*What this task involves*: In your copy, reproduce the entries exactly as they are, minus the images.
━━━ Recorded information ━━━
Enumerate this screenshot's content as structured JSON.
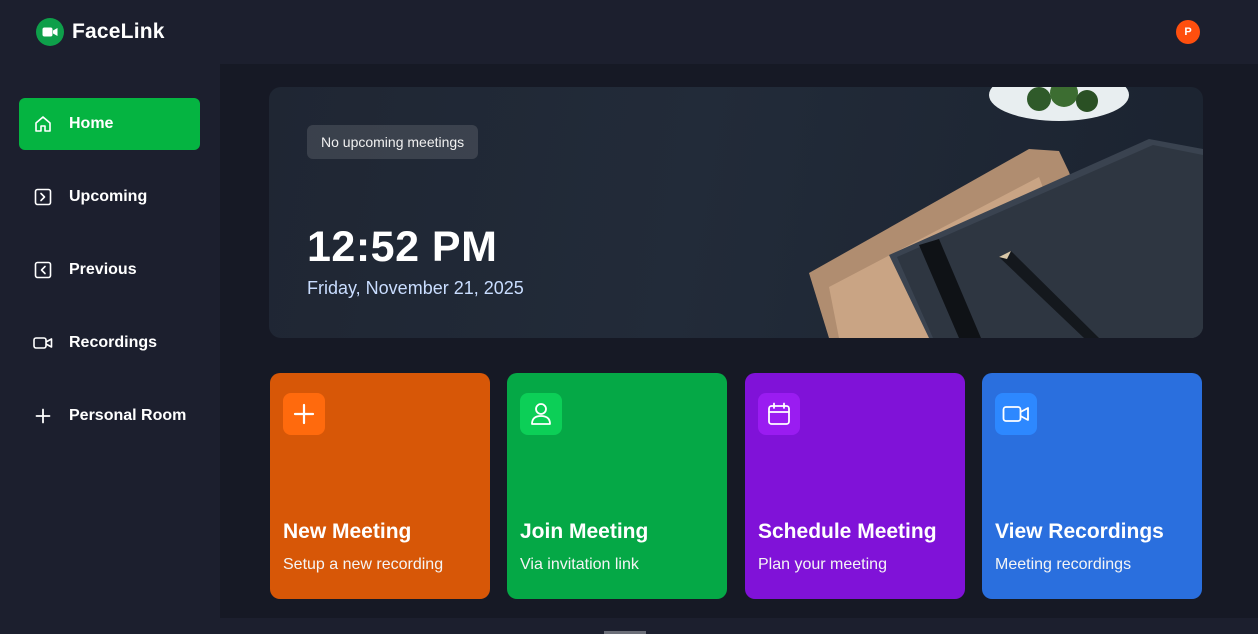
{
  "app": {
    "name": "FaceLink",
    "avatar_initial": "P"
  },
  "sidebar": {
    "items": [
      {
        "label": "Home",
        "icon": "home-icon",
        "active": true
      },
      {
        "label": "Upcoming",
        "icon": "upcoming-icon",
        "active": false
      },
      {
        "label": "Previous",
        "icon": "previous-icon",
        "active": false
      },
      {
        "label": "Recordings",
        "icon": "video-icon",
        "active": false
      },
      {
        "label": "Personal Room",
        "icon": "plus-icon",
        "active": false
      }
    ]
  },
  "hero": {
    "badge": "No upcoming meetings",
    "time": "12:52 PM",
    "date": "Friday, November 21, 2025"
  },
  "cards": [
    {
      "title": "New Meeting",
      "subtitle": "Setup a new recording",
      "icon": "plus-icon",
      "color": "#d75707"
    },
    {
      "title": "Join Meeting",
      "subtitle": "Via invitation link",
      "icon": "user-icon",
      "color": "#05a846"
    },
    {
      "title": "Schedule Meeting",
      "subtitle": "Plan your meeting",
      "icon": "calendar-icon",
      "color": "#8012d8"
    },
    {
      "title": "View Recordings",
      "subtitle": "Meeting recordings",
      "icon": "video-icon",
      "color": "#2a6fde"
    }
  ],
  "colors": {
    "accent": "#05b441",
    "background": "#1c1f2e",
    "main_background": "#161925"
  }
}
━━━
*Response*:
Enumerate this screenshot's content as structured JSON.
{
  "app": {
    "name": "FaceLink",
    "avatar_initial": "P"
  },
  "sidebar": {
    "items": [
      {
        "label": "Home",
        "icon": "home-icon",
        "active": true
      },
      {
        "label": "Upcoming",
        "icon": "upcoming-icon",
        "active": false
      },
      {
        "label": "Previous",
        "icon": "previous-icon",
        "active": false
      },
      {
        "label": "Recordings",
        "icon": "video-icon",
        "active": false
      },
      {
        "label": "Personal Room",
        "icon": "plus-icon",
        "active": false
      }
    ]
  },
  "hero": {
    "badge": "No upcoming meetings",
    "time": "12:52 PM",
    "date": "Friday, November 21, 2025"
  },
  "cards": [
    {
      "title": "New Meeting",
      "subtitle": "Setup a new recording",
      "icon": "plus-icon",
      "color": "#d75707"
    },
    {
      "title": "Join Meeting",
      "subtitle": "Via invitation link",
      "icon": "user-icon",
      "color": "#05a846"
    },
    {
      "title": "Schedule Meeting",
      "subtitle": "Plan your meeting",
      "icon": "calendar-icon",
      "color": "#8012d8"
    },
    {
      "title": "View Recordings",
      "subtitle": "Meeting recordings",
      "icon": "video-icon",
      "color": "#2a6fde"
    }
  ],
  "colors": {
    "accent": "#05b441",
    "background": "#1c1f2e",
    "main_background": "#161925"
  }
}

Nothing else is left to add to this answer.